Recorded data
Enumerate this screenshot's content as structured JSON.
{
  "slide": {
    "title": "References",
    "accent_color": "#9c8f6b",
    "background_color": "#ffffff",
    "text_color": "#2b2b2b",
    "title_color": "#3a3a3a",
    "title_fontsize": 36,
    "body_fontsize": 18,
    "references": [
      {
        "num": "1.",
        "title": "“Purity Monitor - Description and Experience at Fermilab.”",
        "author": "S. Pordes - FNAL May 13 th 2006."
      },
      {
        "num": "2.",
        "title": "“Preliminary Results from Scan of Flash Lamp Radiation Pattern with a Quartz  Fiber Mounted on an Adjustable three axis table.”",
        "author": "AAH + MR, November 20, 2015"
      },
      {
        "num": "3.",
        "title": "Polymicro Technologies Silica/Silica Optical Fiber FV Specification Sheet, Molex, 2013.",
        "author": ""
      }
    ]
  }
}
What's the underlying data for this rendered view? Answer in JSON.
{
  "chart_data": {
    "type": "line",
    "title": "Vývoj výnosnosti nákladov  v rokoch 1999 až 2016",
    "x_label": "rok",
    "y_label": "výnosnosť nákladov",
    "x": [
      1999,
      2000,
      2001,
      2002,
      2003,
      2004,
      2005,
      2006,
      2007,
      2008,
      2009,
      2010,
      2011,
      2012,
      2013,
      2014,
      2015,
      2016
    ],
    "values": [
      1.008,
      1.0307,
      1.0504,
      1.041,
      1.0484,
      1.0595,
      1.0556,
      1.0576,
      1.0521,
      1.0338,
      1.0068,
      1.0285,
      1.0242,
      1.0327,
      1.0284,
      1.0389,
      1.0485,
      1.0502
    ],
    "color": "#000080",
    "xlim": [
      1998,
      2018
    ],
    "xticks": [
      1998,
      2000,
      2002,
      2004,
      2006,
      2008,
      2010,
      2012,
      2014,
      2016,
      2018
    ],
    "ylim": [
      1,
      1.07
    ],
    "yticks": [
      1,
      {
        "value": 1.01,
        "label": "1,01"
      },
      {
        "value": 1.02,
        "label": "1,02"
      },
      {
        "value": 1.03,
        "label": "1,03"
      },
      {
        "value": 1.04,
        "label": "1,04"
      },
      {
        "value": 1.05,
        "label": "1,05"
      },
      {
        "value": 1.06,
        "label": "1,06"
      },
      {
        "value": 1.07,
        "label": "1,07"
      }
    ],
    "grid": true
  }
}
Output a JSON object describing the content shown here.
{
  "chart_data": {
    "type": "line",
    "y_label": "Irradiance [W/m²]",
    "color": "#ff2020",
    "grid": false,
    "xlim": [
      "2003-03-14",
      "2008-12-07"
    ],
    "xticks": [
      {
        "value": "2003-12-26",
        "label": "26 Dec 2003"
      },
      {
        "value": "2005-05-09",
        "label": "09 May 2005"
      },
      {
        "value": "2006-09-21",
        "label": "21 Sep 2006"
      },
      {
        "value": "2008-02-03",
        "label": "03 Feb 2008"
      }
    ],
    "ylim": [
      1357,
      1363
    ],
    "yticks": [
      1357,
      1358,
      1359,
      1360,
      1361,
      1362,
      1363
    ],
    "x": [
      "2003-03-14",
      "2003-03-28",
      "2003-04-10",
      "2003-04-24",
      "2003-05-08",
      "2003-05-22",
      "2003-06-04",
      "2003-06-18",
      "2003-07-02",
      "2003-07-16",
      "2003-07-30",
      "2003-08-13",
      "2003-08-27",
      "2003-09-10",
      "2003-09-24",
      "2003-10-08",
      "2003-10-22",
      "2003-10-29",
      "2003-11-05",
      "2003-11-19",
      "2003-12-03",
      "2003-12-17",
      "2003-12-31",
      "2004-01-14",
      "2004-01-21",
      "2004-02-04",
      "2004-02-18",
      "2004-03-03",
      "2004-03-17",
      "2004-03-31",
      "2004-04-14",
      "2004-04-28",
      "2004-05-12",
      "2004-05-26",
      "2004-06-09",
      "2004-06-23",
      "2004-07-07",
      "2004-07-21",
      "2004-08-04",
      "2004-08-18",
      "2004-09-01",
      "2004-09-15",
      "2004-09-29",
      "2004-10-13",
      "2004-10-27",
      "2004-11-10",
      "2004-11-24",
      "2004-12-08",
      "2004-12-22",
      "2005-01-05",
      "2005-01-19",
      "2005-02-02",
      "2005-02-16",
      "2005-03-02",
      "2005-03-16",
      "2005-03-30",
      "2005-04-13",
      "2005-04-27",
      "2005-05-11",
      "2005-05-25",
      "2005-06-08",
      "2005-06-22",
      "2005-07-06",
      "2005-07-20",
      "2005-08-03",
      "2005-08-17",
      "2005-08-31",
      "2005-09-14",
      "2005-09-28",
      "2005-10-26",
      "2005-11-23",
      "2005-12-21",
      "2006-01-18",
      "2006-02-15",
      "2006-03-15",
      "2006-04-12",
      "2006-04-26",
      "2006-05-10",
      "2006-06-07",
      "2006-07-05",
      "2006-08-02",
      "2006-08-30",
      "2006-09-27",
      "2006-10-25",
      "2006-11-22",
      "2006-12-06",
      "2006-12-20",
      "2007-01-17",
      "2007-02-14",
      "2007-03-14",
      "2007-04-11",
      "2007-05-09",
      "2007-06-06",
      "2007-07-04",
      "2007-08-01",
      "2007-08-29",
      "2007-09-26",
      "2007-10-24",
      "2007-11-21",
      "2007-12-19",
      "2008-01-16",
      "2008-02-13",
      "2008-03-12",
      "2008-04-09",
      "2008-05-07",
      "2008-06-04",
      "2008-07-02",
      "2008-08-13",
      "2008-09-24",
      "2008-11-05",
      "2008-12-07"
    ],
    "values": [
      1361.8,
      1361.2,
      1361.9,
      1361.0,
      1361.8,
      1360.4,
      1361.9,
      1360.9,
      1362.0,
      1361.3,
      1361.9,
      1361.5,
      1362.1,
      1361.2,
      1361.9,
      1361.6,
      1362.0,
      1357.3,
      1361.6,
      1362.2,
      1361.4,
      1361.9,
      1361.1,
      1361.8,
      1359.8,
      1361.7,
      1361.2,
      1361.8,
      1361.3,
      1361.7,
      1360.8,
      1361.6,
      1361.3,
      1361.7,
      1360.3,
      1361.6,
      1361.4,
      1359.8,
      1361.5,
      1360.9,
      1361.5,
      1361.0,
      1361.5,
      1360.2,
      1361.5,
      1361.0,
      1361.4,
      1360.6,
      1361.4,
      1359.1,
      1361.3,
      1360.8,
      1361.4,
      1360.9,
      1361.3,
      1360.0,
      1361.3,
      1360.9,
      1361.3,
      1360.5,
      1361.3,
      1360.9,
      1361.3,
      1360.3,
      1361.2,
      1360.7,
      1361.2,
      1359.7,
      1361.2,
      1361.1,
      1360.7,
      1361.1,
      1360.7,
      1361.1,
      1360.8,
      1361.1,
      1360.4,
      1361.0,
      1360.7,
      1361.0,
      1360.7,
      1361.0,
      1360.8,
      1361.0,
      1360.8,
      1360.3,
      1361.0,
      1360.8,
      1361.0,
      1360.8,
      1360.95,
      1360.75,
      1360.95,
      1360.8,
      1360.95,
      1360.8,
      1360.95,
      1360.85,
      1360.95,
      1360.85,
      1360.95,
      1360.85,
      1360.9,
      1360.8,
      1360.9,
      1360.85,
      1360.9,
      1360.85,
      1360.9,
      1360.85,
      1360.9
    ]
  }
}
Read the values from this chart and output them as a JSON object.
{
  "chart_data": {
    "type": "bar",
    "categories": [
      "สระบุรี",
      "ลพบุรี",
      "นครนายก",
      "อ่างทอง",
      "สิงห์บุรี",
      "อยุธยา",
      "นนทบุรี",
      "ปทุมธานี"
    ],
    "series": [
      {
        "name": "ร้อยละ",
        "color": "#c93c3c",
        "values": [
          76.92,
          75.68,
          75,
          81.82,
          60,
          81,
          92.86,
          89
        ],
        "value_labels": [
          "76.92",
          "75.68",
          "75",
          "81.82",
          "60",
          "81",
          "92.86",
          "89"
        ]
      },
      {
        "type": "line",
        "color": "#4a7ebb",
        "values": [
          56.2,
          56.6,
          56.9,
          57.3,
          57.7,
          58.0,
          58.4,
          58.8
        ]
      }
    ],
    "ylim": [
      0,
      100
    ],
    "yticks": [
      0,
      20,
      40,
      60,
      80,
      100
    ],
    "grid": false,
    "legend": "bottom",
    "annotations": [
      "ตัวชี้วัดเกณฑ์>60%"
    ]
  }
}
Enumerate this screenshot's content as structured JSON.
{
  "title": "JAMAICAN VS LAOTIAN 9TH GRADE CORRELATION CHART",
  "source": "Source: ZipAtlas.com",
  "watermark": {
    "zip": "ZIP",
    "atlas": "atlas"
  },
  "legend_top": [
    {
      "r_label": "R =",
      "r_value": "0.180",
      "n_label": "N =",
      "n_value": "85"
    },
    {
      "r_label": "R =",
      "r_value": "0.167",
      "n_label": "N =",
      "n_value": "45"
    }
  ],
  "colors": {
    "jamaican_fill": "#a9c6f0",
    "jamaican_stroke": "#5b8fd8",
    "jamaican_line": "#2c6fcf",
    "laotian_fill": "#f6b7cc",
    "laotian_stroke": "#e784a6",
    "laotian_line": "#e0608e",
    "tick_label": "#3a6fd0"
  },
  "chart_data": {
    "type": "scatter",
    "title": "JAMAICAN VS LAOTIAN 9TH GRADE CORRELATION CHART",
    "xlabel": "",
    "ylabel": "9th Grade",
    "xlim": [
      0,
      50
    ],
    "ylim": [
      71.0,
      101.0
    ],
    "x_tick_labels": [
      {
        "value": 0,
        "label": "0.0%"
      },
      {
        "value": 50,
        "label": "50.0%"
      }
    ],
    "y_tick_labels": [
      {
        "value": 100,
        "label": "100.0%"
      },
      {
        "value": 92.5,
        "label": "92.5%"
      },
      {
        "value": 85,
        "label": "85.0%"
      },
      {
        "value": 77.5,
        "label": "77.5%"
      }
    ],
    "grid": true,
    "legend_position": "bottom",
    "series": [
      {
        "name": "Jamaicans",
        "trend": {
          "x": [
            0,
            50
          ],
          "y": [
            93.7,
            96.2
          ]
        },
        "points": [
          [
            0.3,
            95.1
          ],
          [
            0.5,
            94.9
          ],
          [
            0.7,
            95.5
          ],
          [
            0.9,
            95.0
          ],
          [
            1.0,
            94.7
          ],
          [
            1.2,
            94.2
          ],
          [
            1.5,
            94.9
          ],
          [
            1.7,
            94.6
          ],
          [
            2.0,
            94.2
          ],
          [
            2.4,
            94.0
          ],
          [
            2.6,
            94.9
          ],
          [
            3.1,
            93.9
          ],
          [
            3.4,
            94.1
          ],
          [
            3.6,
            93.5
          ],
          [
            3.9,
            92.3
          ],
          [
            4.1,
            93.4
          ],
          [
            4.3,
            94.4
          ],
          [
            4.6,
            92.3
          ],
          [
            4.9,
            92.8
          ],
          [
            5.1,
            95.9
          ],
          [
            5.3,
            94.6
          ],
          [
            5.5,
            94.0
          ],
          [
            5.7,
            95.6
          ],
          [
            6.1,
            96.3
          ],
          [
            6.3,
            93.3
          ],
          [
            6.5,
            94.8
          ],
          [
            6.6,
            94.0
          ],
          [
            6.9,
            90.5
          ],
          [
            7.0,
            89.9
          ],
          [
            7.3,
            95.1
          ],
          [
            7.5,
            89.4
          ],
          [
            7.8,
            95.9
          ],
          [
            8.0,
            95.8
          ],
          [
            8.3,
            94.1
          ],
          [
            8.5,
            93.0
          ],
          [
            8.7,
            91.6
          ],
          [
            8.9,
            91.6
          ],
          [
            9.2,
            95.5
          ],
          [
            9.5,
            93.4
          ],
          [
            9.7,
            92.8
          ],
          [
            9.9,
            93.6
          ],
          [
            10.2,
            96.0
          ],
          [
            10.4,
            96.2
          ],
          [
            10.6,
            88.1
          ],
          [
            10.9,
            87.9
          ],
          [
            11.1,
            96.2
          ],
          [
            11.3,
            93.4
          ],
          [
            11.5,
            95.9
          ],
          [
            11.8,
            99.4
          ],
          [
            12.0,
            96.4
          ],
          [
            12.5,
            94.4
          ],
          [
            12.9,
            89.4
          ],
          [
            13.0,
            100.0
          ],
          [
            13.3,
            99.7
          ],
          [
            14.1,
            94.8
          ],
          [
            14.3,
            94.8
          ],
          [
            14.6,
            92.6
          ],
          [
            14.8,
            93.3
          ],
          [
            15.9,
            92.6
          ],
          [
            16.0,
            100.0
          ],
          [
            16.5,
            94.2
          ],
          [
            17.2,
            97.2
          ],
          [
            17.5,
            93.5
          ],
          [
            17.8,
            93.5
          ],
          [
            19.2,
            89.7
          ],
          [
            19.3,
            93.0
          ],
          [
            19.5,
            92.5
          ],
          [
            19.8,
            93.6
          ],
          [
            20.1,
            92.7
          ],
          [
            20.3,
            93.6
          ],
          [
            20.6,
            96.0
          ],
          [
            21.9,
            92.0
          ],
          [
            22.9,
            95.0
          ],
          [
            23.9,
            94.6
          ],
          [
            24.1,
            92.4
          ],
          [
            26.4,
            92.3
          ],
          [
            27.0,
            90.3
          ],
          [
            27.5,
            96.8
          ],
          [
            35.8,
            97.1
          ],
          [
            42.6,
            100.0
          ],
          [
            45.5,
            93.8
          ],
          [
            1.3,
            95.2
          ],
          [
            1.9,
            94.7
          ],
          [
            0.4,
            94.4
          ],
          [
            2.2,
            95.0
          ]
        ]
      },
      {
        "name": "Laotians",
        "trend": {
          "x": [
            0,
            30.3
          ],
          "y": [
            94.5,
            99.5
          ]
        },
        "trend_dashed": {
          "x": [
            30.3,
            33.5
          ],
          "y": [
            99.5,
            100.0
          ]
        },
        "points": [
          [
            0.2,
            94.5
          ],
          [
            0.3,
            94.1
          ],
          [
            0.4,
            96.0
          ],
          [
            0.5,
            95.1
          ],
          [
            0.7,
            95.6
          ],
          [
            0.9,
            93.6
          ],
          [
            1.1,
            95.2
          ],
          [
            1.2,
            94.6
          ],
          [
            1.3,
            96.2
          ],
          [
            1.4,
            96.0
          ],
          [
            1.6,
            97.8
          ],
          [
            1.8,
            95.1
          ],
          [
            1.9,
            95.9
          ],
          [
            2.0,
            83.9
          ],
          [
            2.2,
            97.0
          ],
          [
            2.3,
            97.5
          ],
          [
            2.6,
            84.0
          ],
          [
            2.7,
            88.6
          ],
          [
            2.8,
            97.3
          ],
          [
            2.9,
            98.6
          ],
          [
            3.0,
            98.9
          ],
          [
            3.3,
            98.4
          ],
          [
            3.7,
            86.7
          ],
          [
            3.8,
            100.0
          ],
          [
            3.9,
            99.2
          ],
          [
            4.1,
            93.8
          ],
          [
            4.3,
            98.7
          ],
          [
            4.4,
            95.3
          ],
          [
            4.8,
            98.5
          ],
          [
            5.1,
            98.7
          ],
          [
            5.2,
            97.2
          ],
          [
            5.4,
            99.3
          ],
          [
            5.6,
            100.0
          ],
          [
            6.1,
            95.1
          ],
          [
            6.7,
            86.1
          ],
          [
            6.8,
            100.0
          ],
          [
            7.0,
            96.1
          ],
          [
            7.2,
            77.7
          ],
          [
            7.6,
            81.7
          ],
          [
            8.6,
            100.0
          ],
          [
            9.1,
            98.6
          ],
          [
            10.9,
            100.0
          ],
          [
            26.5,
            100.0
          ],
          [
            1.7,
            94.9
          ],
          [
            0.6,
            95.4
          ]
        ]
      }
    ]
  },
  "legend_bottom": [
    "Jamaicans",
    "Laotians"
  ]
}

▶ PROMPT
Each line that holds the string "grid" counts once; give the total and nothing else.

▶ FINAL RESULT
4